» **Challenge**
Edit the material from its first line through the line that contains "table-row: Новостройки, возведенные", changing every "wall-width" to "wall-thickness" and leaving everything else unchanged. Give back only those lines.

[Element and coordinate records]
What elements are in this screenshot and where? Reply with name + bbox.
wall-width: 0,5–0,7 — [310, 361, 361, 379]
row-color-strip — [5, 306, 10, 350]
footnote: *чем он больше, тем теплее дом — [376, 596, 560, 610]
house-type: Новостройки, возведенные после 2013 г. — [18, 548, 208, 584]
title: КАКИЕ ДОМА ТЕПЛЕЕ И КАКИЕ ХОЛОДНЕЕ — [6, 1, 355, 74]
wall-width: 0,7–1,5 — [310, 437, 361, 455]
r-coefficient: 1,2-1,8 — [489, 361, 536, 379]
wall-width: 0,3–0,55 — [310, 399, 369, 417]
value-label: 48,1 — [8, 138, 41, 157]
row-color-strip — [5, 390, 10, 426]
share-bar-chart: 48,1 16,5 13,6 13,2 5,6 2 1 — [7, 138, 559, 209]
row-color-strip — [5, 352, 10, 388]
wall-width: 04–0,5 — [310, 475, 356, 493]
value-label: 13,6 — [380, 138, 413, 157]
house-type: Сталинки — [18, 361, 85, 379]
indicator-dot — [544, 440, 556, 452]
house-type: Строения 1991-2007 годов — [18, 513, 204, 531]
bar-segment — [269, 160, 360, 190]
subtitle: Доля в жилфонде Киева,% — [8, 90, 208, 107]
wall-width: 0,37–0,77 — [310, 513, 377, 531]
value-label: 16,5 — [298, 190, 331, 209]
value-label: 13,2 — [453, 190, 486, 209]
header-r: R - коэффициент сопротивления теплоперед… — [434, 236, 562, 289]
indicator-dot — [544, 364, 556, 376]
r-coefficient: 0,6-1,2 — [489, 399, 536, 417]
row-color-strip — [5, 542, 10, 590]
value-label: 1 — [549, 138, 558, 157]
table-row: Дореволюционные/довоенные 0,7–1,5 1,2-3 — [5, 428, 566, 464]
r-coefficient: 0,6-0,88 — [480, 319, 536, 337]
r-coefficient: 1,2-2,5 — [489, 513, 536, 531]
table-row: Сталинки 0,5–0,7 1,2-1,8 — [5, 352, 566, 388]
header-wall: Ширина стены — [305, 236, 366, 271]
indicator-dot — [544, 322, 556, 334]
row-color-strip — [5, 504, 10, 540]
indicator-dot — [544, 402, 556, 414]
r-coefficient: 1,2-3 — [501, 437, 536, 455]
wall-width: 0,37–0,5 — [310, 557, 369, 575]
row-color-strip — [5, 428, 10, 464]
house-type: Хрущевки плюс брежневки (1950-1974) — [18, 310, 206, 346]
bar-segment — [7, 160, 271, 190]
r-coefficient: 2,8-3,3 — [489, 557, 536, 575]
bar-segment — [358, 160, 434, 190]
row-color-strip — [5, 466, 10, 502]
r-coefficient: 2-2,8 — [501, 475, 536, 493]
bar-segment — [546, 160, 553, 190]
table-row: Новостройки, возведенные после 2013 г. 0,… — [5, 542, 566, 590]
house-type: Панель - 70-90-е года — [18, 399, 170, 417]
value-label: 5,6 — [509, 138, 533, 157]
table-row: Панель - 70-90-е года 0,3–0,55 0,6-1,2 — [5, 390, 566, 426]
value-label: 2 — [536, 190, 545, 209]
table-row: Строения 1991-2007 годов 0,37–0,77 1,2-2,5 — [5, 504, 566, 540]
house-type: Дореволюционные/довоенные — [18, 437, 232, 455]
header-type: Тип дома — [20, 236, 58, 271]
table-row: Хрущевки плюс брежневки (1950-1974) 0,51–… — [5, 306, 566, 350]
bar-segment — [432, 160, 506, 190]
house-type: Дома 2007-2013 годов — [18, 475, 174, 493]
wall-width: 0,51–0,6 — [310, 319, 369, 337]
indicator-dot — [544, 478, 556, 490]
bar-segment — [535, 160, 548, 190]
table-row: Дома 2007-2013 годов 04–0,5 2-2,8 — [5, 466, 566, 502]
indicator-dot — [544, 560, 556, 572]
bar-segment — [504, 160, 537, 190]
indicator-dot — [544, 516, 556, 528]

» **Answer to the task**
What elements are in this screenshot and where? Reply with name + bbox.
wall-thickness: 0,5–0,7 — [310, 361, 361, 379]
row-color-strip — [5, 306, 10, 350]
footnote: *чем он больше, тем теплее дом — [376, 596, 560, 610]
house-type: Новостройки, возведенные после 2013 г. — [18, 548, 208, 584]
title: КАКИЕ ДОМА ТЕПЛЕЕ И КАКИЕ ХОЛОДНЕЕ — [6, 1, 355, 74]
wall-thickness: 0,7–1,5 — [310, 437, 361, 455]
r-coefficient: 1,2-1,8 — [489, 361, 536, 379]
wall-thickness: 0,3–0,55 — [310, 399, 369, 417]
value-label: 48,1 — [8, 138, 41, 157]
row-color-strip — [5, 390, 10, 426]
share-bar-chart: 48,1 16,5 13,6 13,2 5,6 2 1 — [7, 138, 559, 209]
row-color-strip — [5, 352, 10, 388]
wall-thickness: 04–0,5 — [310, 475, 356, 493]
value-label: 13,6 — [380, 138, 413, 157]
house-type: Сталинки — [18, 361, 85, 379]
indicator-dot — [544, 440, 556, 452]
house-type: Строения 1991-2007 годов — [18, 513, 204, 531]
bar-segment — [269, 160, 360, 190]
subtitle: Доля в жилфонде Киева,% — [8, 90, 208, 107]
wall-thickness: 0,37–0,77 — [310, 513, 377, 531]
value-label: 16,5 — [298, 190, 331, 209]
value-label: 13,2 — [453, 190, 486, 209]
header-r: R - коэффициент сопротивления теплоперед… — [434, 236, 562, 289]
indicator-dot — [544, 364, 556, 376]
r-coefficient: 0,6-1,2 — [489, 399, 536, 417]
row-color-strip — [5, 542, 10, 590]
value-label: 1 — [549, 138, 558, 157]
table-row: Дореволюционные/довоенные 0,7–1,5 1,2-3 — [5, 428, 566, 464]
r-coefficient: 0,6-0,88 — [480, 319, 536, 337]
r-coefficient: 1,2-2,5 — [489, 513, 536, 531]
table-row: Сталинки 0,5–0,7 1,2-1,8 — [5, 352, 566, 388]
header-wall: Ширина стены — [305, 236, 366, 271]
indicator-dot — [544, 322, 556, 334]
row-color-strip — [5, 504, 10, 540]
indicator-dot — [544, 402, 556, 414]
r-coefficient: 1,2-3 — [501, 437, 536, 455]
wall-thickness: 0,37–0,5 — [310, 557, 369, 575]
row-color-strip — [5, 428, 10, 464]
house-type: Хрущевки плюс брежневки (1950-1974) — [18, 310, 206, 346]
bar-segment — [7, 160, 271, 190]
r-coefficient: 2,8-3,3 — [489, 557, 536, 575]
bar-segment — [358, 160, 434, 190]
row-color-strip — [5, 466, 10, 502]
r-coefficient: 2-2,8 — [501, 475, 536, 493]
bar-segment — [546, 160, 553, 190]
table-row: Новостройки, возведенные после 2013 г. 0,… — [5, 542, 566, 590]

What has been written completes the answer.